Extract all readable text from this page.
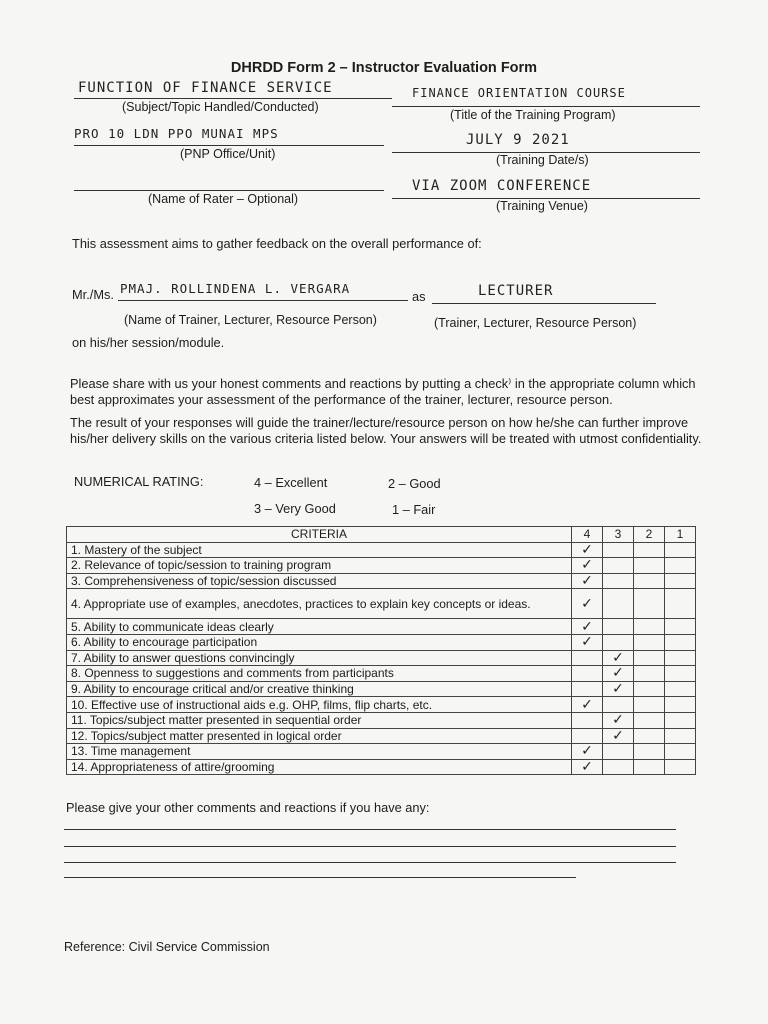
DHRDD Form 2 – Instructor Evaluation Form
FUNCTION OF FINANCE SERVICE
(Subject/Topic Handled/Conducted)
FINANCE ORIENTATION COURSE
(Title of the Training Program)
PRO 10 LDN PPO MUNAI MPS
(PNP Office/Unit)
JULY 9 2021
(Training Date/s)
(Name of Rater – Optional)
VIA ZOOM CONFERENCE
(Training Venue)
This assessment aims to gather feedback on the overall performance of:
Mr./Ms. PMAJ. ROLLINDENA L. VERGARA
as	LECTURER
(Name of Trainer, Lecturer, Resource Person)	(Trainer, Lecturer, Resource Person)
on his/her session/module.
Please share with us your honest comments and reactions by putting a check⁾ in the appropriate column which best approximates your assessment of the performance of the trainer, lecturer, resource person.
The result of your responses will guide the trainer/lecture/resource person on how he/she can further improve his/her delivery skills on the various criteria listed below. Your answers will be treated with utmost confidentiality.
NUMERICAL RATING:	4 – Excellent	2 – Good
3 – Very Good	1 – Fair
CRITERIA	4	3	2	1
1. Mastery of the subject	✓			
2. Relevance of topic/session to training program	✓			
3. Comprehensiveness of topic/session discussed	✓			
4. Appropriate use of examples, anecdotes, practices to explain key concepts or ideas.	✓			
5. Ability to communicate ideas clearly	✓			
6. Ability to encourage participation	✓			
7. Ability to answer questions convincingly		✓		
8. Openness to suggestions and comments from participants		✓		
9. Ability to encourage critical and/or creative thinking		✓		
10. Effective use of instructional aids e.g. OHP, films, flip charts, etc.	✓			
11. Topics/subject matter presented in sequential order		✓		
12. Topics/subject matter presented in logical order		✓		
13. Time management	✓			
14. Appropriateness of attire/grooming	✓			
Please give your other comments and reactions if you have any:
Reference: Civil Service Commission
◆ ◆ ◆ ◆ ◆ ◆ ◆
WHAT THE TASK ASKS:
Show every line from the listing above in which the string "Please" appears.

OUTPUT FOR THIS TASK:
Please share with us your honest comments and reactions by putting a check⁾ in the appropriate column which best approximates your assessment of the performance of the trainer, lecturer, resource person.
Please give your other comments and reactions if you have any:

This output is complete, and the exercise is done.